What needs to be done =>
Write out the listing below exactly, and omit any images you find in it.

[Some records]

________________

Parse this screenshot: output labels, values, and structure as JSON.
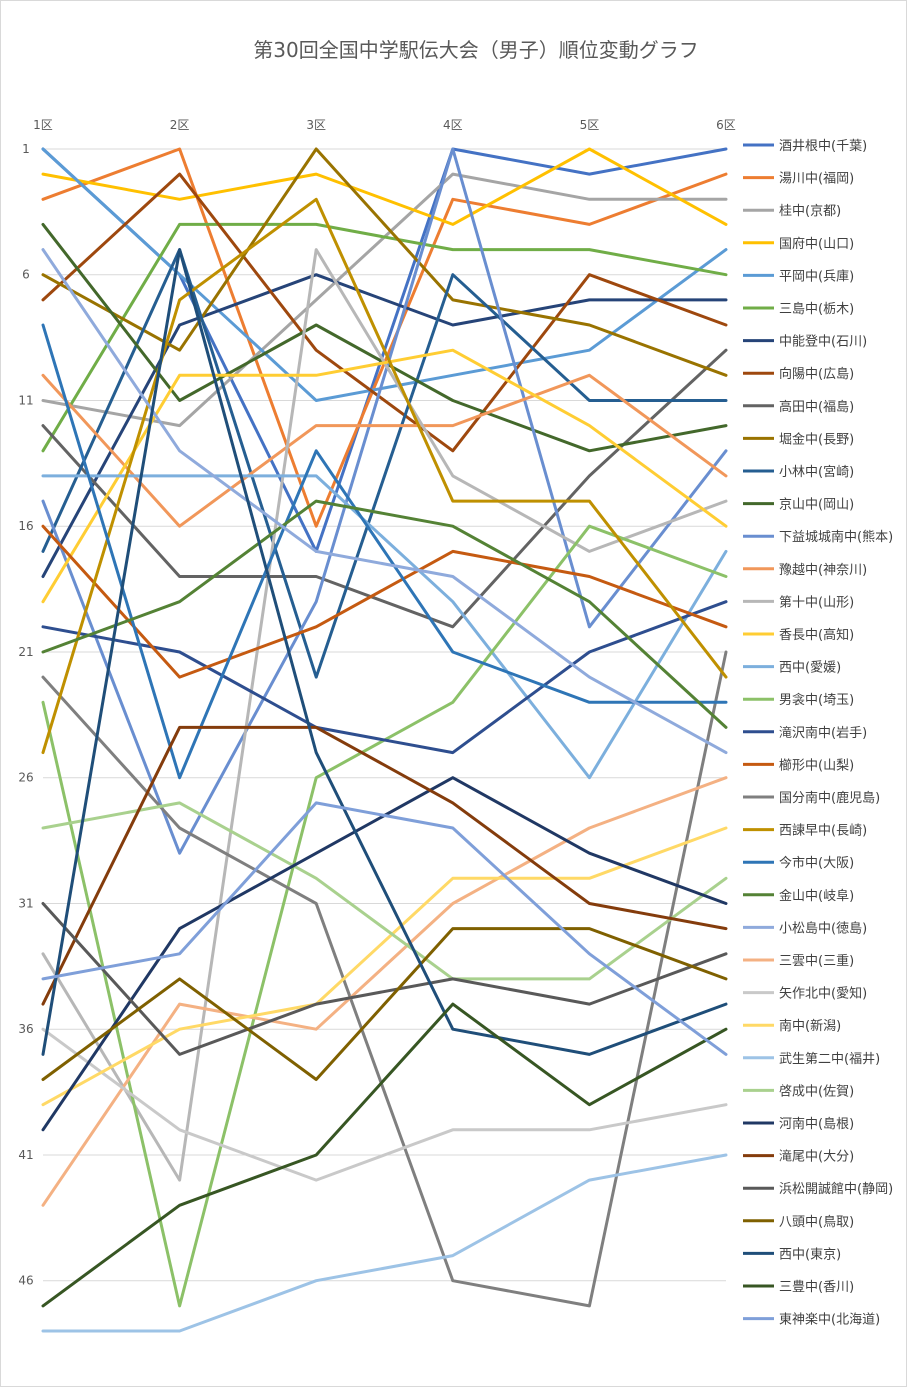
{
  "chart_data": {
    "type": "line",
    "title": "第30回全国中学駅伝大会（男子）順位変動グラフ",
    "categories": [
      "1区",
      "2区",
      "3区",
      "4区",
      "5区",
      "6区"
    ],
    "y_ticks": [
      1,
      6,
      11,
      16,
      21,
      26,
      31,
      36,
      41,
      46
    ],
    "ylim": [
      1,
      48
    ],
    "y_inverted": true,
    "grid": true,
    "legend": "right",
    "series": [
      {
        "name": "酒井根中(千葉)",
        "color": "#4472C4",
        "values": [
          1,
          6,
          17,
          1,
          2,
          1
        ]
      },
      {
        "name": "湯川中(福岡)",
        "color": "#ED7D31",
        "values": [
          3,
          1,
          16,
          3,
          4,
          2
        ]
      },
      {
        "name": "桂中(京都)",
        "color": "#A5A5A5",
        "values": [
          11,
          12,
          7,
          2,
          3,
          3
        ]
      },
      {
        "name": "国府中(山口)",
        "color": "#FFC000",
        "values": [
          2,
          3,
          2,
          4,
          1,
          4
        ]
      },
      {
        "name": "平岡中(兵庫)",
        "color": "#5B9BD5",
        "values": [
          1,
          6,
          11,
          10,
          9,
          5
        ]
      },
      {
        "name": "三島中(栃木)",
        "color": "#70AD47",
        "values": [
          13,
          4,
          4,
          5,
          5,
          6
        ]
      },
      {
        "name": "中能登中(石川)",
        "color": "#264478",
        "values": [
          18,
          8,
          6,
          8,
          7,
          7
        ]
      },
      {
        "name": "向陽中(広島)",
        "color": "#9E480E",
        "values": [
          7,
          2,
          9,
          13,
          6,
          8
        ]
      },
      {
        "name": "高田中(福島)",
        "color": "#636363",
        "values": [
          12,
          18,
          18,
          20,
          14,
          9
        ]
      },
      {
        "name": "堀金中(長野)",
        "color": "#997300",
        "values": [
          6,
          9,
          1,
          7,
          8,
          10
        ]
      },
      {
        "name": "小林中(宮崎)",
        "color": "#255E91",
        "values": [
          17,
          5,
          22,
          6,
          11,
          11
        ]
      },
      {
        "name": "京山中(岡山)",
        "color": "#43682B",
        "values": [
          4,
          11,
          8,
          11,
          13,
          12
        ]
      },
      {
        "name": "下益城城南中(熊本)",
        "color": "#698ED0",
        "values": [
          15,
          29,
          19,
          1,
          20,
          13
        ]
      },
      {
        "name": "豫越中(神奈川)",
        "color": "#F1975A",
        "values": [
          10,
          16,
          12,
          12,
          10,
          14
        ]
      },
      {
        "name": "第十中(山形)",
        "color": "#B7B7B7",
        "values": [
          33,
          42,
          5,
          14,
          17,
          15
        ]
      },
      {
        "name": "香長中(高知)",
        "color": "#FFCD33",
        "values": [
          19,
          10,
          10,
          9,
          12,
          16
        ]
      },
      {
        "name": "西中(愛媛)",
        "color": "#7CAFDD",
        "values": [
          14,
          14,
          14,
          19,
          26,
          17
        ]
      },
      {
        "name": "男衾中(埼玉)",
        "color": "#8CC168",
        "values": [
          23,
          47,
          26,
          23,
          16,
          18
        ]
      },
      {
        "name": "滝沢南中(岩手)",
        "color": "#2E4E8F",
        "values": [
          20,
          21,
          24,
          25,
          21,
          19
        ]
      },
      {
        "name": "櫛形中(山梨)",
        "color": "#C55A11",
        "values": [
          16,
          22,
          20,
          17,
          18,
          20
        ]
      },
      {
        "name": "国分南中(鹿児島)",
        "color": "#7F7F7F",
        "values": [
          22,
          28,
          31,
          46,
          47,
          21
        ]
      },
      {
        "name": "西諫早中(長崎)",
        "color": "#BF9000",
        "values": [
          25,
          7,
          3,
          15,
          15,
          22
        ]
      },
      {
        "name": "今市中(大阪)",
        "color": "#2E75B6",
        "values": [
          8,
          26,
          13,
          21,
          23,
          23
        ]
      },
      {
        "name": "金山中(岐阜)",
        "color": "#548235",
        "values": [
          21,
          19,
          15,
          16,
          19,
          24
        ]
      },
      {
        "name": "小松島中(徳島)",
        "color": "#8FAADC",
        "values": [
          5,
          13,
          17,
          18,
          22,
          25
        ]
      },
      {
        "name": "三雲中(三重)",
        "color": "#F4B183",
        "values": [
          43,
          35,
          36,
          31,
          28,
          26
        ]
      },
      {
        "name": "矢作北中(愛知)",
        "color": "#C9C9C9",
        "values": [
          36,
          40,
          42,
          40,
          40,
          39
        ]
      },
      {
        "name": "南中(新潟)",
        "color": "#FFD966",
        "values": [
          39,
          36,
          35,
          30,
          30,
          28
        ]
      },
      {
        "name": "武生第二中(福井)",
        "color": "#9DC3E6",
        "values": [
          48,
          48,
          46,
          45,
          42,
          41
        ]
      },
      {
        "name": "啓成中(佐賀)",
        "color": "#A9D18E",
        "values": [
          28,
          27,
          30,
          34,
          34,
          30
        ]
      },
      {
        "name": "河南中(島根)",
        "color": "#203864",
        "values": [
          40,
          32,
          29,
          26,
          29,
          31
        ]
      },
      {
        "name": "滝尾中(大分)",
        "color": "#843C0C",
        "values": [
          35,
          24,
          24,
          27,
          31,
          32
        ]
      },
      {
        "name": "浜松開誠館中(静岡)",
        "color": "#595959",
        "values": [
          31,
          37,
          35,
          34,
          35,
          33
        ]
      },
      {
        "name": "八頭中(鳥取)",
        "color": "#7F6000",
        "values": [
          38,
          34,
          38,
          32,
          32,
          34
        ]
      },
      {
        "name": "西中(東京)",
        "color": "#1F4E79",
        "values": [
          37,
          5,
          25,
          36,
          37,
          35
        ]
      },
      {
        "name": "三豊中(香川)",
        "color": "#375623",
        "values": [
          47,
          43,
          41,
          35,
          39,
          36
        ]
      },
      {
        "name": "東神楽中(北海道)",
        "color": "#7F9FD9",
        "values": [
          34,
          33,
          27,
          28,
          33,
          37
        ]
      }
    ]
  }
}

________________

Task response =>
Parse this screenshot: output labels, values, and structure as JSON.
{
  "chart_data": {
    "type": "line",
    "title": "第30回全国中学駅伝大会（男子）順位変動グラフ",
    "categories": [
      "1区",
      "2区",
      "3区",
      "4区",
      "5区",
      "6区"
    ],
    "y_ticks": [
      1,
      6,
      11,
      16,
      21,
      26,
      31,
      36,
      41,
      46
    ],
    "ylim": [
      1,
      48
    ],
    "y_inverted": true,
    "grid": true,
    "legend": "right",
    "series": [
      {
        "name": "酒井根中(千葉)",
        "color": "#4472C4",
        "values": [
          1,
          6,
          17,
          1,
          2,
          1
        ]
      },
      {
        "name": "湯川中(福岡)",
        "color": "#ED7D31",
        "values": [
          3,
          1,
          16,
          3,
          4,
          2
        ]
      },
      {
        "name": "桂中(京都)",
        "color": "#A5A5A5",
        "values": [
          11,
          12,
          7,
          2,
          3,
          3
        ]
      },
      {
        "name": "国府中(山口)",
        "color": "#FFC000",
        "values": [
          2,
          3,
          2,
          4,
          1,
          4
        ]
      },
      {
        "name": "平岡中(兵庫)",
        "color": "#5B9BD5",
        "values": [
          1,
          6,
          11,
          10,
          9,
          5
        ]
      },
      {
        "name": "三島中(栃木)",
        "color": "#70AD47",
        "values": [
          13,
          4,
          4,
          5,
          5,
          6
        ]
      },
      {
        "name": "中能登中(石川)",
        "color": "#264478",
        "values": [
          18,
          8,
          6,
          8,
          7,
          7
        ]
      },
      {
        "name": "向陽中(広島)",
        "color": "#9E480E",
        "values": [
          7,
          2,
          9,
          13,
          6,
          8
        ]
      },
      {
        "name": "高田中(福島)",
        "color": "#636363",
        "values": [
          12,
          18,
          18,
          20,
          14,
          9
        ]
      },
      {
        "name": "堀金中(長野)",
        "color": "#997300",
        "values": [
          6,
          9,
          1,
          7,
          8,
          10
        ]
      },
      {
        "name": "小林中(宮崎)",
        "color": "#255E91",
        "values": [
          17,
          5,
          22,
          6,
          11,
          11
        ]
      },
      {
        "name": "京山中(岡山)",
        "color": "#43682B",
        "values": [
          4,
          11,
          8,
          11,
          13,
          12
        ]
      },
      {
        "name": "下益城城南中(熊本)",
        "color": "#698ED0",
        "values": [
          15,
          29,
          19,
          1,
          20,
          13
        ]
      },
      {
        "name": "豫越中(神奈川)",
        "color": "#F1975A",
        "values": [
          10,
          16,
          12,
          12,
          10,
          14
        ]
      },
      {
        "name": "第十中(山形)",
        "color": "#B7B7B7",
        "values": [
          33,
          42,
          5,
          14,
          17,
          15
        ]
      },
      {
        "name": "香長中(高知)",
        "color": "#FFCD33",
        "values": [
          19,
          10,
          10,
          9,
          12,
          16
        ]
      },
      {
        "name": "西中(愛媛)",
        "color": "#7CAFDD",
        "values": [
          14,
          14,
          14,
          19,
          26,
          17
        ]
      },
      {
        "name": "男衾中(埼玉)",
        "color": "#8CC168",
        "values": [
          23,
          47,
          26,
          23,
          16,
          18
        ]
      },
      {
        "name": "滝沢南中(岩手)",
        "color": "#2E4E8F",
        "values": [
          20,
          21,
          24,
          25,
          21,
          19
        ]
      },
      {
        "name": "櫛形中(山梨)",
        "color": "#C55A11",
        "values": [
          16,
          22,
          20,
          17,
          18,
          20
        ]
      },
      {
        "name": "国分南中(鹿児島)",
        "color": "#7F7F7F",
        "values": [
          22,
          28,
          31,
          46,
          47,
          21
        ]
      },
      {
        "name": "西諫早中(長崎)",
        "color": "#BF9000",
        "values": [
          25,
          7,
          3,
          15,
          15,
          22
        ]
      },
      {
        "name": "今市中(大阪)",
        "color": "#2E75B6",
        "values": [
          8,
          26,
          13,
          21,
          23,
          23
        ]
      },
      {
        "name": "金山中(岐阜)",
        "color": "#548235",
        "values": [
          21,
          19,
          15,
          16,
          19,
          24
        ]
      },
      {
        "name": "小松島中(徳島)",
        "color": "#8FAADC",
        "values": [
          5,
          13,
          17,
          18,
          22,
          25
        ]
      },
      {
        "name": "三雲中(三重)",
        "color": "#F4B183",
        "values": [
          43,
          35,
          36,
          31,
          28,
          26
        ]
      },
      {
        "name": "矢作北中(愛知)",
        "color": "#C9C9C9",
        "values": [
          36,
          40,
          42,
          40,
          40,
          39
        ]
      },
      {
        "name": "南中(新潟)",
        "color": "#FFD966",
        "values": [
          39,
          36,
          35,
          30,
          30,
          28
        ]
      },
      {
        "name": "武生第二中(福井)",
        "color": "#9DC3E6",
        "values": [
          48,
          48,
          46,
          45,
          42,
          41
        ]
      },
      {
        "name": "啓成中(佐賀)",
        "color": "#A9D18E",
        "values": [
          28,
          27,
          30,
          34,
          34,
          30
        ]
      },
      {
        "name": "河南中(島根)",
        "color": "#203864",
        "values": [
          40,
          32,
          29,
          26,
          29,
          31
        ]
      },
      {
        "name": "滝尾中(大分)",
        "color": "#843C0C",
        "values": [
          35,
          24,
          24,
          27,
          31,
          32
        ]
      },
      {
        "name": "浜松開誠館中(静岡)",
        "color": "#595959",
        "values": [
          31,
          37,
          35,
          34,
          35,
          33
        ]
      },
      {
        "name": "八頭中(鳥取)",
        "color": "#7F6000",
        "values": [
          38,
          34,
          38,
          32,
          32,
          34
        ]
      },
      {
        "name": "西中(東京)",
        "color": "#1F4E79",
        "values": [
          37,
          5,
          25,
          36,
          37,
          35
        ]
      },
      {
        "name": "三豊中(香川)",
        "color": "#375623",
        "values": [
          47,
          43,
          41,
          35,
          39,
          36
        ]
      },
      {
        "name": "東神楽中(北海道)",
        "color": "#7F9FD9",
        "values": [
          34,
          33,
          27,
          28,
          33,
          37
        ]
      }
    ]
  }
}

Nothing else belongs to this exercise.